■ **INPUT DATA**
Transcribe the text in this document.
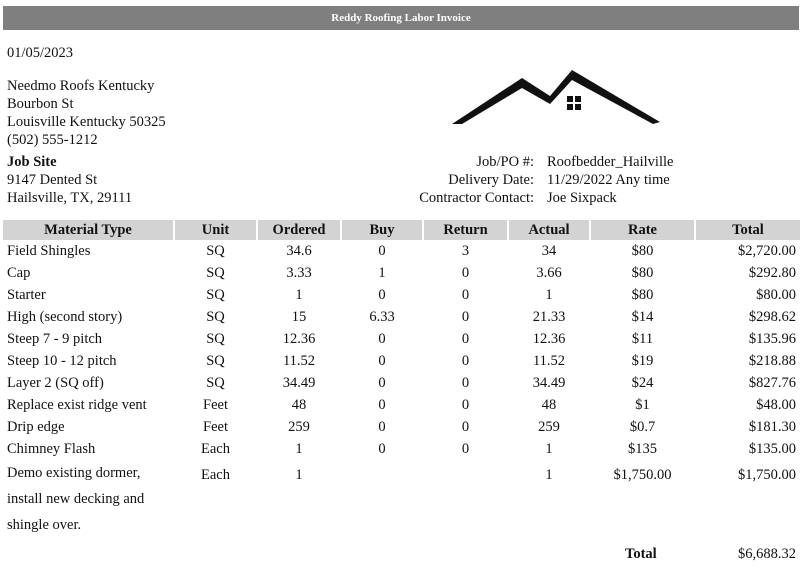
Reddy Roofing Labor Invoice
01/05/2023
Needmo Roofs Kentucky
Bourbon St
Louisville Kentucky 50325
(502) 555-1212
Job Site
9147 Dented St
Hailsville, TX, 29111
Job/PO #: Roofbedder_Hailville
Delivery Date: 11/29/2022 Any time
Contractor Contact: Joe Sixpack
Material Type	Unit	Ordered	Buy	Return	Actual	Rate	Total
Field Shingles	SQ	34.6	0	3	34	$80	$2,720.00
Cap	SQ	3.33	1	0	3.66	$80	$292.80
Starter	SQ	1	0	0	1	$80	$80.00
High (second story)	SQ	15	6.33	0	21.33	$14	$298.62
Steep 7 - 9 pitch	SQ	12.36	0	0	12.36	$11	$135.96
Steep 10 - 12 pitch	SQ	11.52	0	0	11.52	$19	$218.88
Layer 2 (SQ off)	SQ	34.49	0	0	34.49	$24	$827.76
Replace exist ridge vent	Feet	48	0	0	48	$1	$48.00
Drip edge	Feet	259	0	0	259	$0.7	$181.30
Chimney Flash	Each	1	0	0	1	$135	$135.00
Demo existing dormer, install new decking and shingle over.	Each	1			1	$1,750.00	$1,750.00
Total	$6,688.32
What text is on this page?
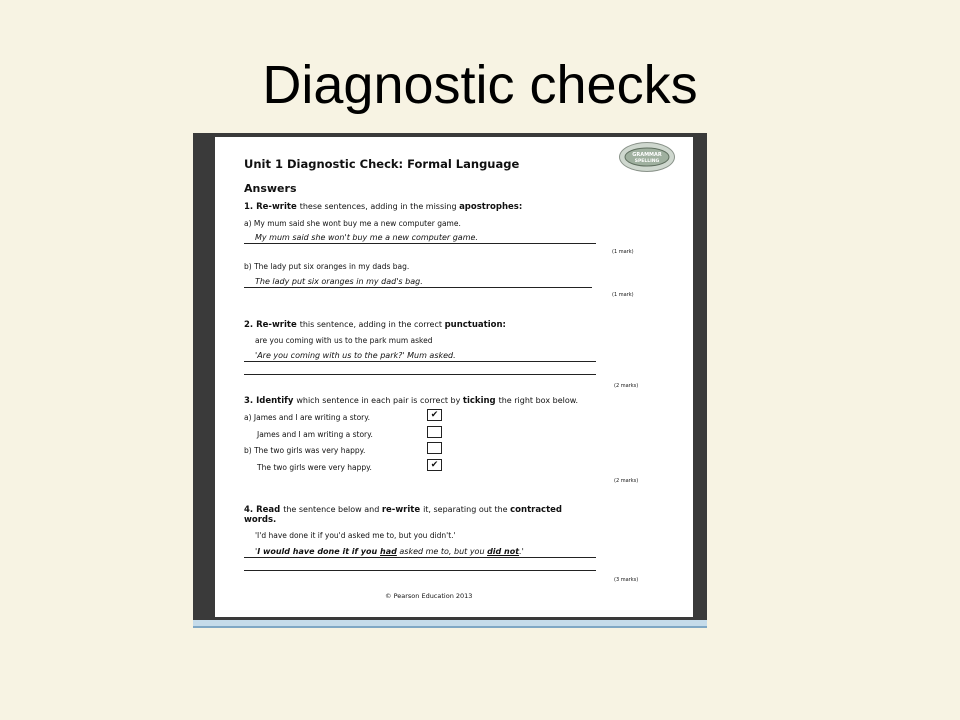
Diagnostic checks
Unit 1 Diagnostic Check: Formal Language
GRAMMAR
SPELLING
Answers
1. Re-write these sentences, adding in the missing apostrophes:
a) My mum said she wont buy me a new computer game.
My mum said she won't buy me a new computer game.
(1 mark)
b) The lady put six oranges in my dads bag.
The lady put six oranges in my dad's bag.
(1 mark)
2. Re-write this sentence, adding in the correct punctuation:
are you coming with us to the park mum asked
'Are you coming with us to the park?' Mum asked.
(2 marks)
3. Identify which sentence in each pair is correct by ticking the right box below.
a) James and I are writing a story.	✔
James and I am writing a story.
b) The two girls was very happy.
The two girls were very happy.	✔
(2 marks)
4. Read the sentence below and re-write it, separating out the contracted
words.
'I'd have done it if you'd asked me to, but you didn't.'
'I would have done it if you had asked me to, but you did not.'
(3 marks)
© Pearson Education 2013
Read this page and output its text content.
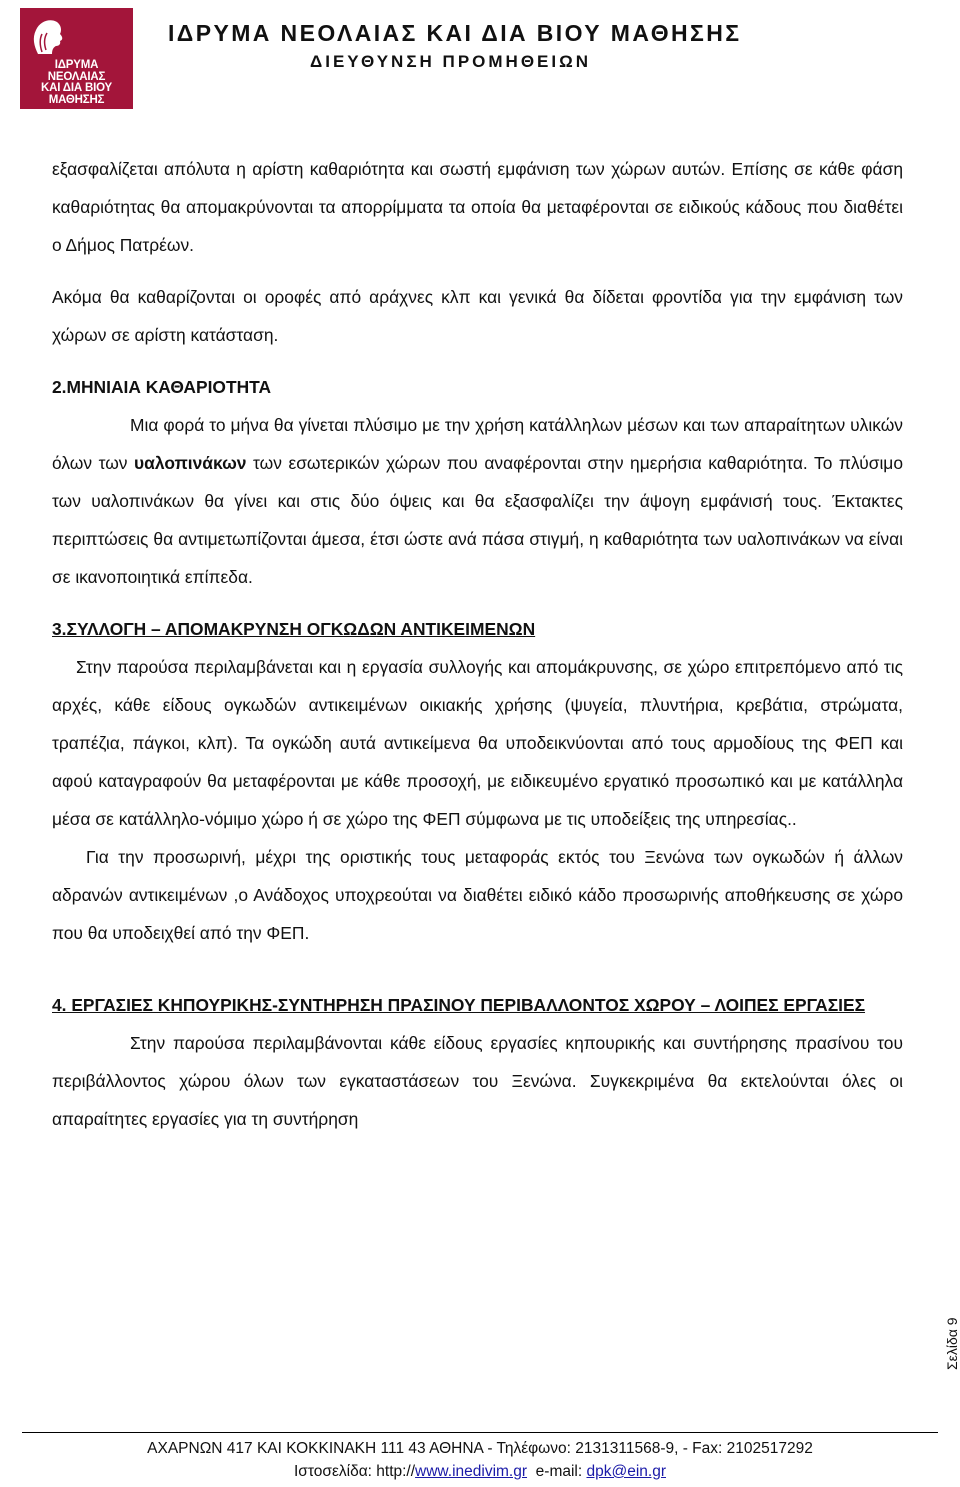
ΙΔΡΥΜΑ
ΝΕΟΛΑΙΑΣ
ΚΑΙ ΔΙΑ ΒΙΟΥ
ΜΑΘΗΣΗΣ
ΙΔΡΥΜΑ ΝΕΟΛΑΙΑΣ ΚΑΙ ΔΙΑ ΒΙΟΥ ΜΑΘΗΣΗΣ
ΔΙΕΥΘΥΝΣΗ ΠΡΟΜΗΘΕΙΩΝ

εξασφαλίζεται απόλυτα η αρίστη καθαριότητα και σωστή εμφάνιση των χώρων αυτών. Επίσης σε κάθε φάση καθαριότητας θα απομακρύνονται τα απορρίμματα τα οποία θα μεταφέρονται σε ειδικούς κάδους που διαθέτει ο Δήμος Πατρέων.

Ακόμα θα καθαρίζονται οι οροφές από αράχνες κλπ και γενικά θα δίδεται φροντίδα για την εμφάνιση των χώρων σε αρίστη κατάσταση.

2.ΜΗΝΙΑΙΑ ΚΑΘΑΡΙΟΤΗΤΑ

Μια φορά το μήνα θα γίνεται πλύσιμο με την χρήση κατάλληλων μέσων και των απαραίτητων υλικών όλων των υαλοπινάκων των εσωτερικών χώρων που αναφέρονται στην ημερήσια καθαριότητα. Το πλύσιμο των υαλοπινάκων θα γίνει και στις δύο όψεις και θα εξασφαλίζει την άψογη εμφάνισή τους. Έκτακτες περιπτώσεις θα αντιμετωπίζονται άμεσα, έτσι ώστε ανά πάσα στιγμή, η καθαριότητα των υαλοπινάκων να είναι σε ικανοποιητικά επίπεδα.

3.ΣΥΛΛΟΓΗ – ΑΠΟΜΑΚΡΥΝΣΗ ΟΓΚΩΔΩΝ ΑΝΤΙΚΕΙΜΕΝΩΝ

Στην παρούσα περιλαμβάνεται και η εργασία συλλογής και απομάκρυνσης, σε χώρο επιτρεπόμενο από τις αρχές, κάθε είδους ογκωδών αντικειμένων οικιακής χρήσης (ψυγεία, πλυντήρια, κρεβάτια, στρώματα, τραπέζια, πάγκοι, κλπ). Τα ογκώδη αυτά αντικείμενα θα υποδεικνύονται από τους αρμοδίους της ΦΕΠ και αφού καταγραφούν θα μεταφέρονται με κάθε προσοχή, με ειδικευμένο εργατικό προσωπικό και με κατάλληλα μέσα σε κατάλληλο-νόμιμο χώρο ή σε χώρο της ΦΕΠ σύμφωνα με τις υποδείξεις της υπηρεσίας..

Για την προσωρινή, μέχρι της οριστικής τους μεταφοράς εκτός του Ξενώνα των ογκωδών ή άλλων αδρανών αντικειμένων ,ο Ανάδοχος υποχρεούται να διαθέτει ειδικό κάδο προσωρινής αποθήκευσης σε χώρο που θα υποδειχθεί από την ΦΕΠ.

4. ΕΡΓΑΣΙΕΣ ΚΗΠΟΥΡΙΚΗΣ-ΣΥΝΤΗΡΗΣΗ ΠΡΑΣΙΝΟΥ ΠΕΡΙΒΑΛΛΟΝΤΟΣ ΧΩΡΟΥ – ΛΟΙΠΕΣ ΕΡΓΑΣΙΕΣ

Στην παρούσα περιλαμβάνονται κάθε είδους εργασίες κηπουρικής και συντήρησης πρασίνου του περιβάλλοντος χώρου όλων των εγκαταστάσεων του Ξενώνα. Συγκεκριμένα θα εκτελούνται όλες οι απαραίτητες εργασίες για τη συντήρηση

Σελίδα 9
ΑΧΑΡΝΩΝ 417 ΚΑΙ ΚΟΚΚΙΝΑΚΗ 111 43 ΑΘΗΝΑ - Τηλέφωνο: 2131311568-9, - Fax: 2102517292
Ιστοσελίδα: http://www.inedivim.gr e-mail: dpk@ein.gr
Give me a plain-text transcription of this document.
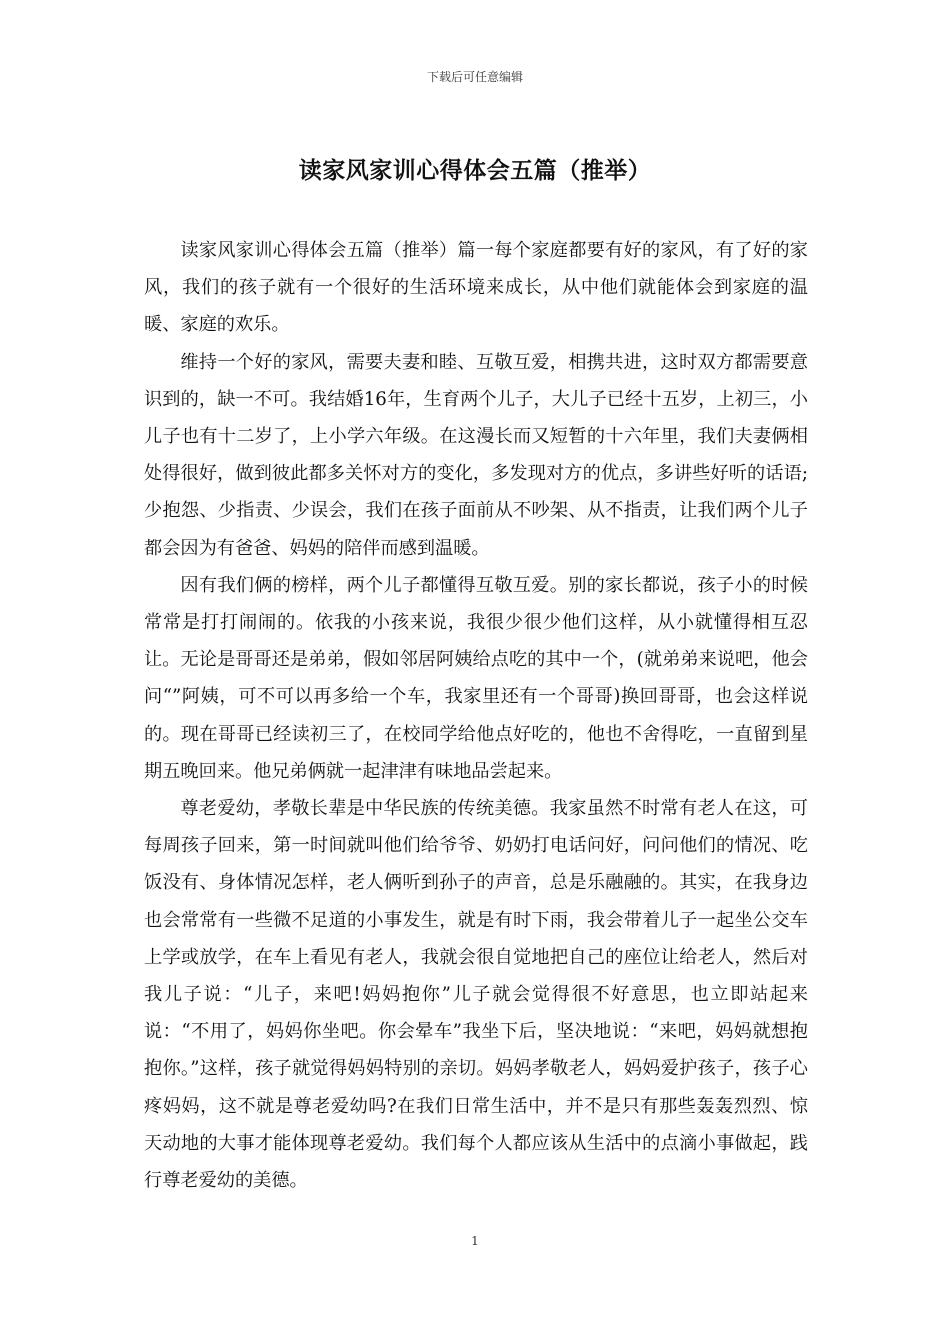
下载后可任意编辑
读家风家训心得体会五篇（推举）

读家风家训心得体会五篇（推举）篇一每个家庭都要有好的家风，有了好的家风，我们的孩子就有一个很好的生活环境来成长，从中他们就能体会到家庭的温暖、家庭的欢乐。

维持一个好的家风，需要夫妻和睦、互敬互爱，相携共进，这时双方都需要意识到的，缺一不可。我结婚16年，生育两个儿子，大儿子已经十五岁，上初三，小儿子也有十二岁了，上小学六年级。在这漫长而又短暂的十六年里，我们夫妻俩相处得很好，做到彼此都多关怀对方的变化，多发现对方的优点，多讲些好听的话语;少抱怨、少指责、少误会，我们在孩子面前从不吵架、从不指责，让我们两个儿子都会因为有爸爸、妈妈的陪伴而感到温暖。

因有我们俩的榜样，两个儿子都懂得互敬互爱。别的家长都说，孩子小的时候常常是打打闹闹的。依我的小孩来说，我很少很少他们这样，从小就懂得相互忍让。无论是哥哥还是弟弟，假如邻居阿姨给点吃的其中一个，(就弟弟来说吧，他会问“”阿姨，可不可以再多给一个车，我家里还有一个哥哥)换回哥哥，也会这样说的。现在哥哥已经读初三了，在校同学给他点好吃的，他也不舍得吃，一直留到星期五晚回来。他兄弟俩就一起津津有味地品尝起来。

尊老爱幼，孝敬长辈是中华民族的传统美德。我家虽然不时常有老人在这，可每周孩子回来，第一时间就叫他们给爷爷、奶奶打电话问好，问问他们的情况、吃饭没有、身体情况怎样，老人俩听到孙子的声音，总是乐融融的。其实，在我身边也会常常有一些微不足道的小事发生，就是有时下雨，我会带着儿子一起坐公交车上学或放学，在车上看见有老人，我就会很自觉地把自己的座位让给老人，然后对我儿子说：“儿子，来吧!妈妈抱你”儿子就会觉得很不好意思，也立即站起来说：“不用了，妈妈你坐吧。你会晕车”我坐下后，坚决地说：“来吧，妈妈就想抱抱你。”这样，孩子就觉得妈妈特别的亲切。妈妈孝敬老人，妈妈爱护孩子，孩子心疼妈妈，这不就是尊老爱幼吗?在我们日常生活中，并不是只有那些轰轰烈烈、惊天动地的大事才能体现尊老爱幼。我们每个人都应该从生活中的点滴小事做起，践行尊老爱幼的美德。

1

■ **WHAT YOU ARE ASKED TO DO**
Take the lines from the one that contains "Give me a plain-text" down to the last line of the listing above, both included, and set them down exactly, leaving out pictures.

■ **RESULT OF THE TASK**
Give me a plain-text transcription of this document.
下载后可任意编辑
读家风家训心得体会五篇（推举）

读家风家训心得体会五篇（推举）篇一每个家庭都要有好的家风，有了好的家风，我们的孩子就有一个很好的生活环境来成长，从中他们就能体会到家庭的温暖、家庭的欢乐。

维持一个好的家风，需要夫妻和睦、互敬互爱，相携共进，这时双方都需要意识到的，缺一不可。我结婚16年，生育两个儿子，大儿子已经十五岁，上初三，小儿子也有十二岁了，上小学六年级。在这漫长而又短暂的十六年里，我们夫妻俩相处得很好，做到彼此都多关怀对方的变化，多发现对方的优点，多讲些好听的话语;少抱怨、少指责、少误会，我们在孩子面前从不吵架、从不指责，让我们两个儿子都会因为有爸爸、妈妈的陪伴而感到温暖。

因有我们俩的榜样，两个儿子都懂得互敬互爱。别的家长都说，孩子小的时候常常是打打闹闹的。依我的小孩来说，我很少很少他们这样，从小就懂得相互忍让。无论是哥哥还是弟弟，假如邻居阿姨给点吃的其中一个，(就弟弟来说吧，他会问“”阿姨，可不可以再多给一个车，我家里还有一个哥哥)换回哥哥，也会这样说的。现在哥哥已经读初三了，在校同学给他点好吃的，他也不舍得吃，一直留到星期五晚回来。他兄弟俩就一起津津有味地品尝起来。

尊老爱幼，孝敬长辈是中华民族的传统美德。我家虽然不时常有老人在这，可每周孩子回来，第一时间就叫他们给爷爷、奶奶打电话问好，问问他们的情况、吃饭没有、身体情况怎样，老人俩听到孙子的声音，总是乐融融的。其实，在我身边也会常常有一些微不足道的小事发生，就是有时下雨，我会带着儿子一起坐公交车上学或放学，在车上看见有老人，我就会很自觉地把自己的座位让给老人，然后对我儿子说：“儿子，来吧!妈妈抱你”儿子就会觉得很不好意思，也立即站起来说：“不用了，妈妈你坐吧。你会晕车”我坐下后，坚决地说：“来吧，妈妈就想抱抱你。”这样，孩子就觉得妈妈特别的亲切。妈妈孝敬老人，妈妈爱护孩子，孩子心疼妈妈，这不就是尊老爱幼吗?在我们日常生活中，并不是只有那些轰轰烈烈、惊天动地的大事才能体现尊老爱幼。我们每个人都应该从生活中的点滴小事做起，践行尊老爱幼的美德。

1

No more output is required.